GIVEN TASK =>
Count the lines in the items below that contain the string "ratio", matching case exactly. Give only the number.

TASK INPUTS =>
-- start --

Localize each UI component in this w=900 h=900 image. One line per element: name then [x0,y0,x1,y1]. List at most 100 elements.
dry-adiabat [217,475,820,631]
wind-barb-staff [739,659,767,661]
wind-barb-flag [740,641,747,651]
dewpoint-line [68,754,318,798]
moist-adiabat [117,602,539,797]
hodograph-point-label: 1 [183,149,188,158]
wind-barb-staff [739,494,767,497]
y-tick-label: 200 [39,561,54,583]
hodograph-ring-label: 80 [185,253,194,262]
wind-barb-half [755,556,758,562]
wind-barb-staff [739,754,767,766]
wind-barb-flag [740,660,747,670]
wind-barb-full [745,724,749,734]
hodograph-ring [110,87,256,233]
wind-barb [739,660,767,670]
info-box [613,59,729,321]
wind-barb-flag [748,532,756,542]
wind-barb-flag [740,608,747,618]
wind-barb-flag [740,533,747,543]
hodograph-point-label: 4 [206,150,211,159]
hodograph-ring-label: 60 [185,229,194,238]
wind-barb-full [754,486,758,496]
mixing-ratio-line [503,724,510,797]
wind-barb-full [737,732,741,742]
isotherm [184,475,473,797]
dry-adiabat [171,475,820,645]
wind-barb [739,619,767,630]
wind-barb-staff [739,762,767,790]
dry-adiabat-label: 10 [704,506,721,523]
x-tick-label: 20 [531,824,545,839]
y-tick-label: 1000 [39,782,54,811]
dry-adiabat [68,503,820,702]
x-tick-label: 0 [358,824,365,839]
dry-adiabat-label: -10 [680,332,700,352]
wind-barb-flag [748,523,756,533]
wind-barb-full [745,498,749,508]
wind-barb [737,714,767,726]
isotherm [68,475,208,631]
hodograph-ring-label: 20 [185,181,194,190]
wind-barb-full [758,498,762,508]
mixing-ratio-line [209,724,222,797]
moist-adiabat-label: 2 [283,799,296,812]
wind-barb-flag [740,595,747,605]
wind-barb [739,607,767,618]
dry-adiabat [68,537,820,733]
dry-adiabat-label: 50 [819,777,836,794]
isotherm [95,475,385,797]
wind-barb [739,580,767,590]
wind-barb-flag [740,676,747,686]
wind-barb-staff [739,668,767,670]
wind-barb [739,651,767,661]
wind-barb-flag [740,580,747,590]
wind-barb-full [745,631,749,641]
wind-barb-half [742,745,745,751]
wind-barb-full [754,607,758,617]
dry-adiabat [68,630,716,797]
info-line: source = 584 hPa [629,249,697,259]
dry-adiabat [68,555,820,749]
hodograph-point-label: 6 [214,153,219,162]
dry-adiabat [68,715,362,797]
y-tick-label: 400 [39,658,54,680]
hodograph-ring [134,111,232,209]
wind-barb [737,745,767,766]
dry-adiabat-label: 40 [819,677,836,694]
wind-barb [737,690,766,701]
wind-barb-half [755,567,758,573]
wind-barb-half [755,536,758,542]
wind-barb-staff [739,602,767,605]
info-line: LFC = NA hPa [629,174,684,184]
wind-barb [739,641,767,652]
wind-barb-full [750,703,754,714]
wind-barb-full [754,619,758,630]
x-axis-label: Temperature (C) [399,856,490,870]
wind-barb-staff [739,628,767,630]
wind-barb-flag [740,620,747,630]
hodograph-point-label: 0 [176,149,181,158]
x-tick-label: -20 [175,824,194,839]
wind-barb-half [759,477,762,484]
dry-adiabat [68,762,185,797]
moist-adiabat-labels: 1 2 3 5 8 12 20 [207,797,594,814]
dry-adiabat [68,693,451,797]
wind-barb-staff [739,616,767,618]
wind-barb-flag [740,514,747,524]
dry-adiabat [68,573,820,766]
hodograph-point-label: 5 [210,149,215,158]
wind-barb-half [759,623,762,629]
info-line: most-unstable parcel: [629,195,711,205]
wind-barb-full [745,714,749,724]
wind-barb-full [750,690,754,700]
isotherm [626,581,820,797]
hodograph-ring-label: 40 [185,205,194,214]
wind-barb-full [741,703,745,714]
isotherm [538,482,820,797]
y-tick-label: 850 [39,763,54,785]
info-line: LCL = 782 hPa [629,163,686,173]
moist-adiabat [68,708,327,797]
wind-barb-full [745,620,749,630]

-- end --

THE SOLUTION =>
2